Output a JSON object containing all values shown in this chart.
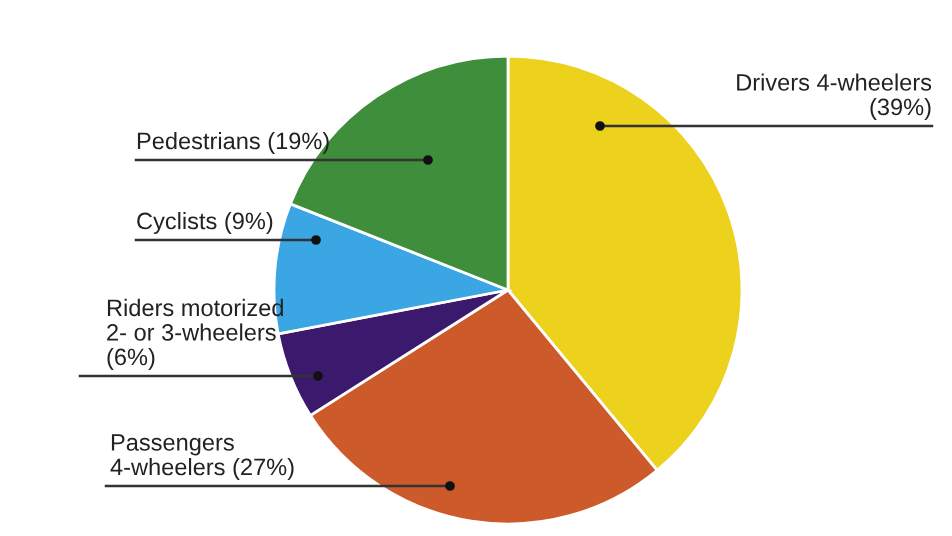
{
  "chart_data": {
    "type": "pie",
    "categories": [
      "Drivers 4-wheelers",
      "Passengers\n4-wheelers",
      "Riders motorized\n2- or 3-wheelers",
      "Cyclists",
      "Pedestrians"
    ],
    "values": [
      39,
      27,
      6,
      9,
      19
    ],
    "value_labels": [
      "(39%)",
      "(27%)",
      "(6%)",
      "(9%)",
      "(19%)"
    ],
    "colors": [
      "#ecd21c",
      "#cc5a2a",
      "#3b1a6e",
      "#3aa6e4",
      "#3f8e3b"
    ],
    "legend": false
  }
}
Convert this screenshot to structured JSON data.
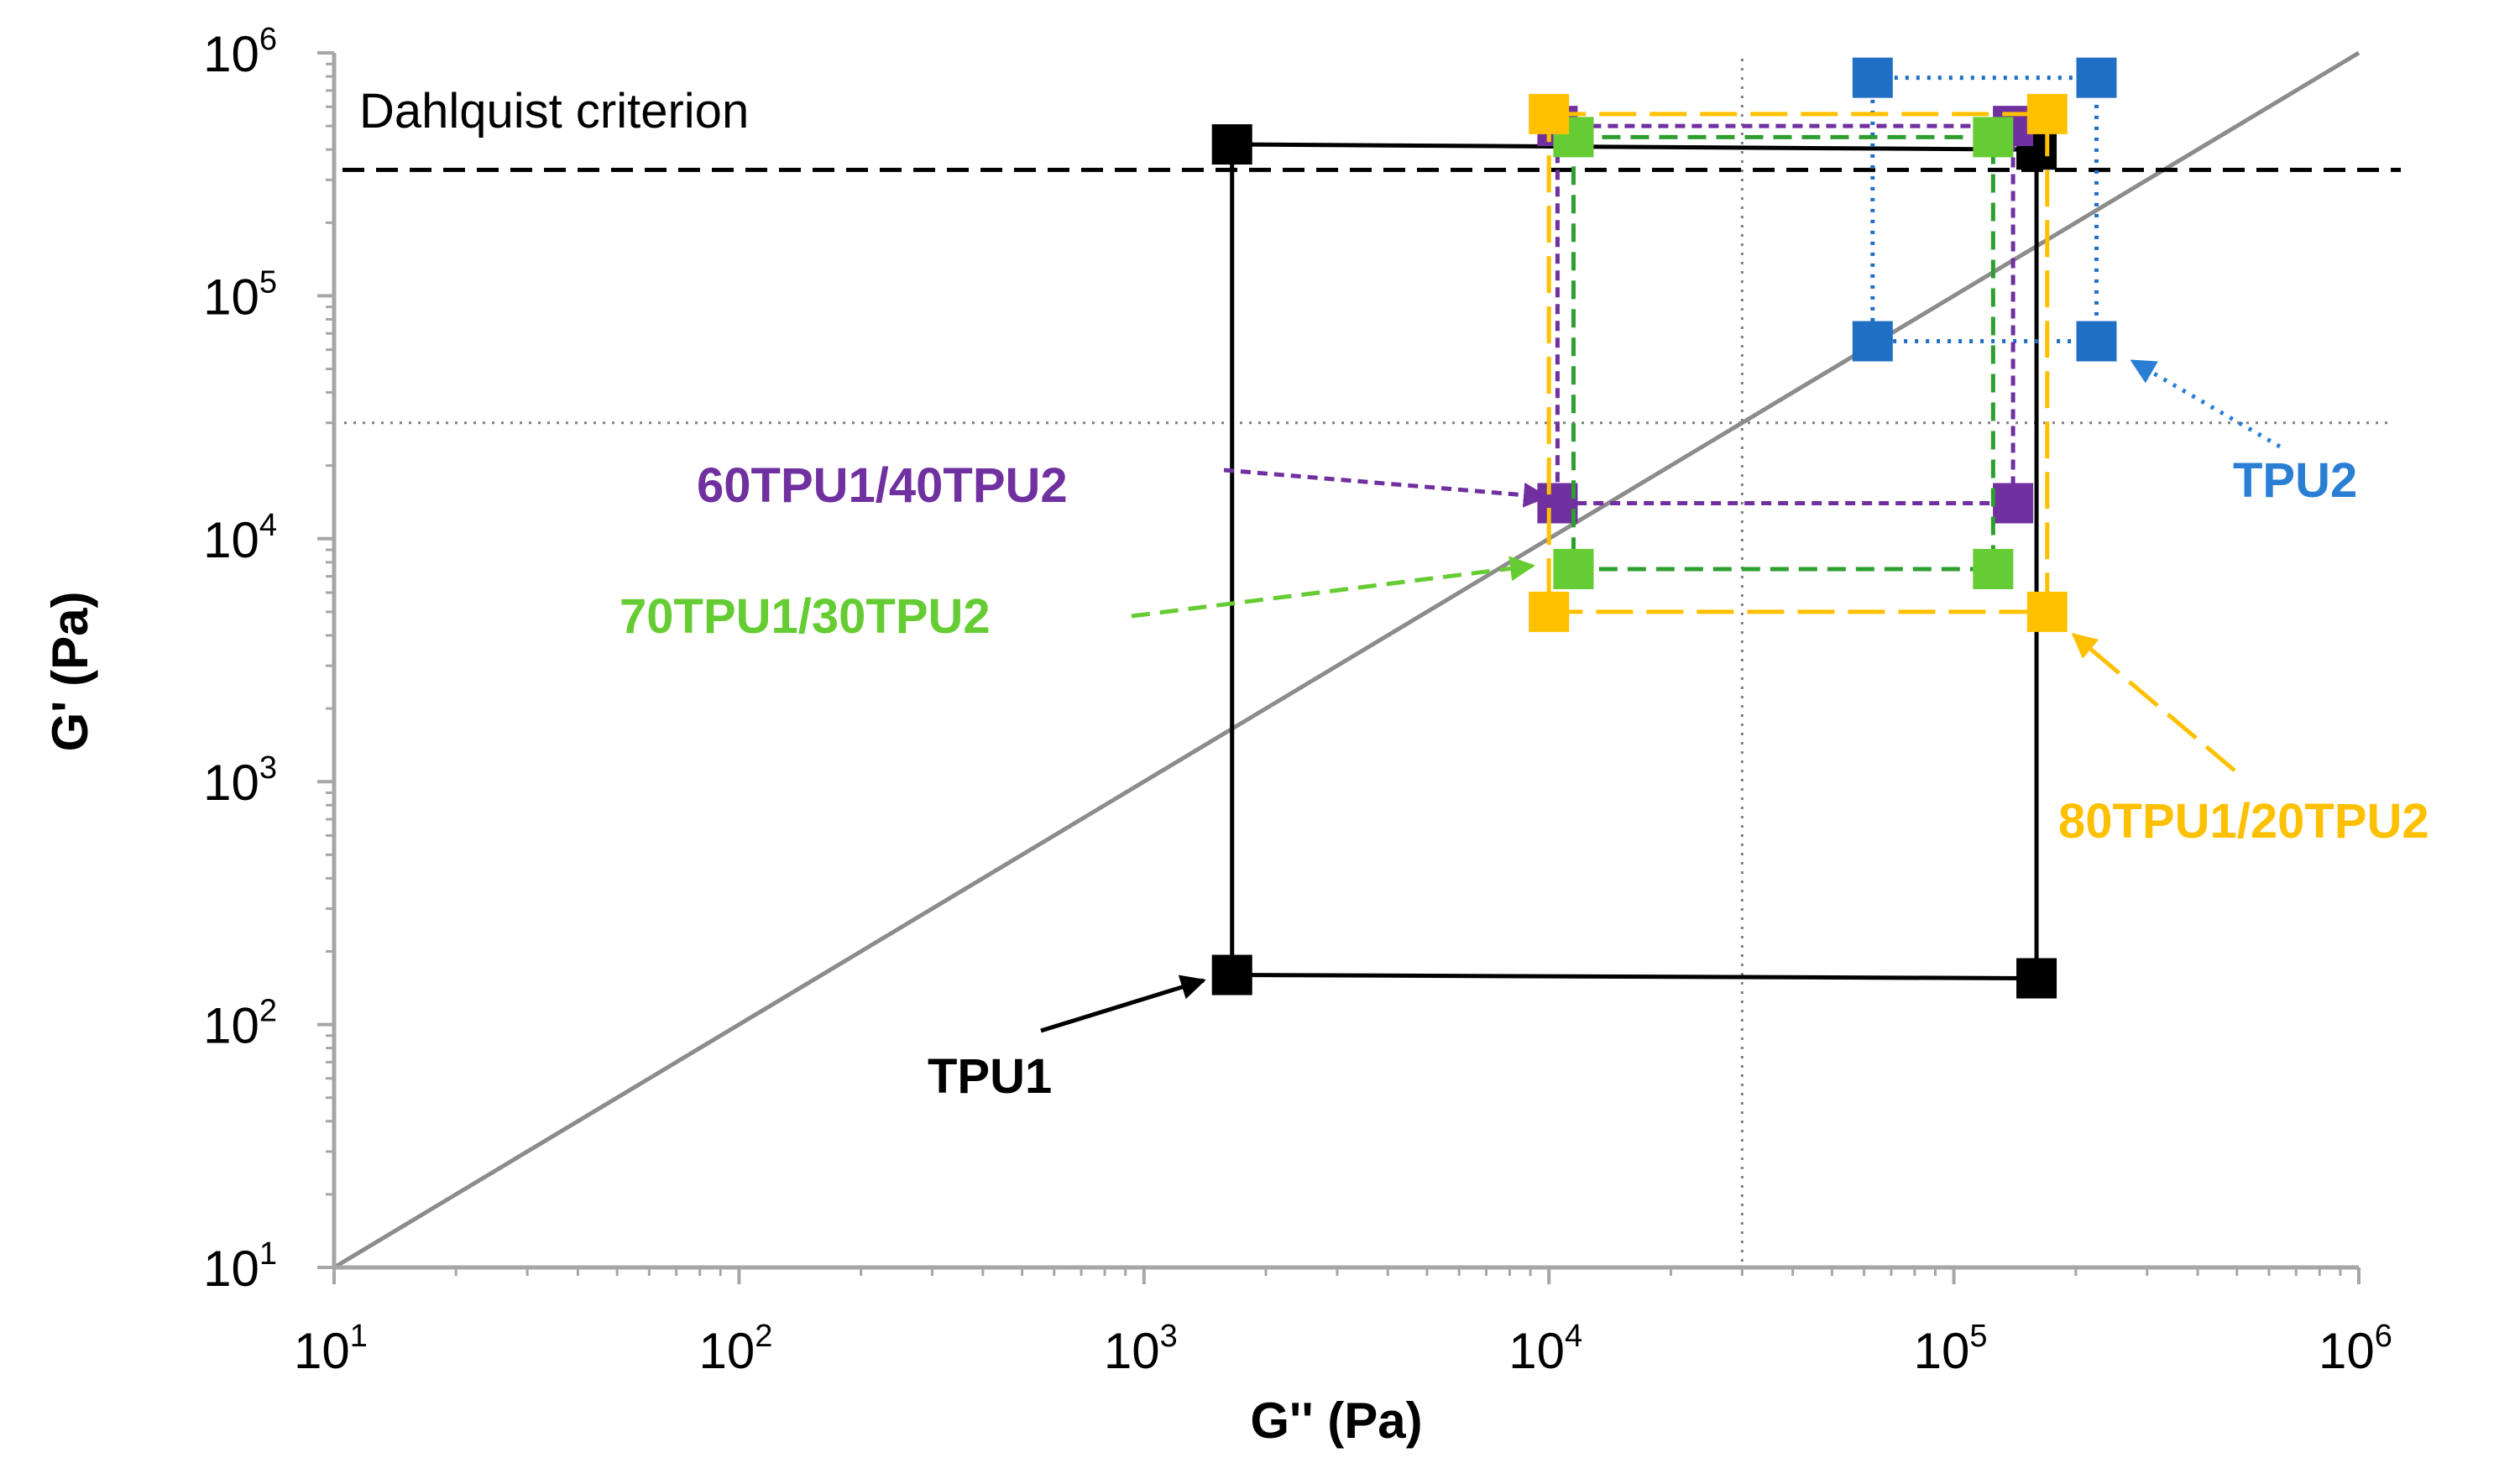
{
  "chart_data": {
    "type": "scatter",
    "title": "",
    "xlabel": "G'' (Pa)",
    "ylabel": "G' (Pa)",
    "xscale": "log",
    "yscale": "log",
    "xlim": [
      10,
      1000000
    ],
    "ylim": [
      10,
      1000000
    ],
    "x_ticks": [
      {
        "base": "10",
        "exp": "1"
      },
      {
        "base": "10",
        "exp": "2"
      },
      {
        "base": "10",
        "exp": "3"
      },
      {
        "base": "10",
        "exp": "4"
      },
      {
        "base": "10",
        "exp": "5"
      },
      {
        "base": "10",
        "exp": "6"
      }
    ],
    "y_ticks": [
      {
        "base": "10",
        "exp": "1"
      },
      {
        "base": "10",
        "exp": "2"
      },
      {
        "base": "10",
        "exp": "3"
      },
      {
        "base": "10",
        "exp": "4"
      },
      {
        "base": "10",
        "exp": "5"
      },
      {
        "base": "10",
        "exp": "6"
      }
    ],
    "reference_lines": {
      "dahlquist": {
        "label": "Dahlquist criterion",
        "y": 330000,
        "color": "#000000"
      },
      "hline_dotted": {
        "y": 30000,
        "color": "#7f7f7f"
      },
      "vline_dotted": {
        "x": 30000,
        "color": "#7f7f7f"
      },
      "diagonal": {
        "from": [
          10,
          10
        ],
        "to": [
          1000000,
          1000000
        ],
        "color": "#8c8c8c"
      }
    },
    "series": [
      {
        "name": "TPU1",
        "label": "TPU1",
        "color": "#000000",
        "label_color": "#000000",
        "dash": "none",
        "points": [
          [
            1650,
            420000
          ],
          [
            160000,
            400000
          ],
          [
            160000,
            155
          ],
          [
            1650,
            160
          ]
        ]
      },
      {
        "name": "TPU2",
        "label": "TPU2",
        "color": "#1f6fc5",
        "label_color": "#2a7fd4",
        "dash": "dotted",
        "points": [
          [
            63000,
            790000
          ],
          [
            225000,
            790000
          ],
          [
            225000,
            65000
          ],
          [
            63000,
            65000
          ]
        ]
      },
      {
        "name": "60TPU1/40TPU2",
        "label": "60TPU1/40TPU2",
        "color": "#7030a0",
        "label_color": "#7030a0",
        "dash": "short",
        "points": [
          [
            10500,
            500000
          ],
          [
            140000,
            500000
          ],
          [
            140000,
            14000
          ],
          [
            10500,
            14000
          ]
        ]
      },
      {
        "name": "70TPU1/30TPU2",
        "label": "70TPU1/30TPU2",
        "color": "#66cc33",
        "label_color": "#66cc33",
        "dash": "medium",
        "lineColor": "#2e9e2e",
        "points": [
          [
            11500,
            450000
          ],
          [
            125000,
            450000
          ],
          [
            125000,
            7500
          ],
          [
            11500,
            7500
          ]
        ]
      },
      {
        "name": "80TPU1/20TPU2",
        "label": "80TPU1/20TPU2",
        "color": "#ffc000",
        "label_color": "#ffc000",
        "dash": "long",
        "points": [
          [
            10000,
            560000
          ],
          [
            170000,
            560000
          ],
          [
            170000,
            5000
          ],
          [
            10000,
            5000
          ]
        ]
      }
    ]
  }
}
+ + + + + + +
◆ EXERCISE OBJECTIVE
Repeat each entry above word for word, leaving every picture out.

◆ SOLUTION TO THIS PROBLEM
Output a JSON object containing all values shown in this chart.
{
  "chart_data": {
    "type": "pie",
    "categories": [
      "Drivers 4-wheelers",
      "Passengers\n4-wheelers",
      "Riders motorized\n2- or 3-wheelers",
      "Cyclists",
      "Pedestrians"
    ],
    "values": [
      39,
      27,
      6,
      9,
      19
    ],
    "value_labels": [
      "(39%)",
      "(27%)",
      "(6%)",
      "(9%)",
      "(19%)"
    ],
    "colors": [
      "#ecd21c",
      "#cc5a2a",
      "#3b1a6e",
      "#3aa6e4",
      "#3f8e3b"
    ],
    "legend": false
  }
}
Convert this screenshot to structured JSON data.
{
  "chart_data": {
    "type": "scatter",
    "title": "",
    "xlabel": "G'' (Pa)",
    "ylabel": "G' (Pa)",
    "xscale": "log",
    "yscale": "log",
    "xlim": [
      10,
      1000000
    ],
    "ylim": [
      10,
      1000000
    ],
    "x_ticks": [
      {
        "base": "10",
        "exp": "1"
      },
      {
        "base": "10",
        "exp": "2"
      },
      {
        "base": "10",
        "exp": "3"
      },
      {
        "base": "10",
        "exp": "4"
      },
      {
        "base": "10",
        "exp": "5"
      },
      {
        "base": "10",
        "exp": "6"
      }
    ],
    "y_ticks": [
      {
        "base": "10",
        "exp": "1"
      },
      {
        "base": "10",
        "exp": "2"
      },
      {
        "base": "10",
        "exp": "3"
      },
      {
        "base": "10",
        "exp": "4"
      },
      {
        "base": "10",
        "exp": "5"
      },
      {
        "base": "10",
        "exp": "6"
      }
    ],
    "reference_lines": {
      "dahlquist": {
        "label": "Dahlquist criterion",
        "y": 330000,
        "color": "#000000"
      },
      "hline_dotted": {
        "y": 30000,
        "color": "#7f7f7f"
      },
      "vline_dotted": {
        "x": 30000,
        "color": "#7f7f7f"
      },
      "diagonal": {
        "from": [
          10,
          10
        ],
        "to": [
          1000000,
          1000000
        ],
        "color": "#8c8c8c"
      }
    },
    "series": [
      {
        "name": "TPU1",
        "label": "TPU1",
        "color": "#000000",
        "label_color": "#000000",
        "dash": "none",
        "points": [
          [
            1650,
            420000
          ],
          [
            160000,
            400000
          ],
          [
            160000,
            155
          ],
          [
            1650,
            160
          ]
        ]
      },
      {
        "name": "TPU2",
        "label": "TPU2",
        "color": "#1f6fc5",
        "label_color": "#2a7fd4",
        "dash": "dotted",
        "points": [
          [
            63000,
            790000
          ],
          [
            225000,
            790000
          ],
          [
            225000,
            65000
          ],
          [
            63000,
            65000
          ]
        ]
      },
      {
        "name": "60TPU1/40TPU2",
        "label": "60TPU1/40TPU2",
        "color": "#7030a0",
        "label_color": "#7030a0",
        "dash": "short",
        "points": [
          [
            10500,
            500000
          ],
          [
            140000,
            500000
          ],
          [
            140000,
            14000
          ],
          [
            10500,
            14000
          ]
        ]
      },
      {
        "name": "70TPU1/30TPU2",
        "label": "70TPU1/30TPU2",
        "color": "#66cc33",
        "label_color": "#66cc33",
        "dash": "medium",
        "lineColor": "#2e9e2e",
        "points": [
          [
            11500,
            450000
          ],
          [
            125000,
            450000
          ],
          [
            125000,
            7500
          ],
          [
            11500,
            7500
          ]
        ]
      },
      {
        "name": "80TPU1/20TPU2",
        "label": "80TPU1/20TPU2",
        "color": "#ffc000",
        "label_color": "#ffc000",
        "dash": "long",
        "points": [
          [
            10000,
            560000
          ],
          [
            170000,
            560000
          ],
          [
            170000,
            5000
          ],
          [
            10000,
            5000
          ]
        ]
      }
    ]
  }
}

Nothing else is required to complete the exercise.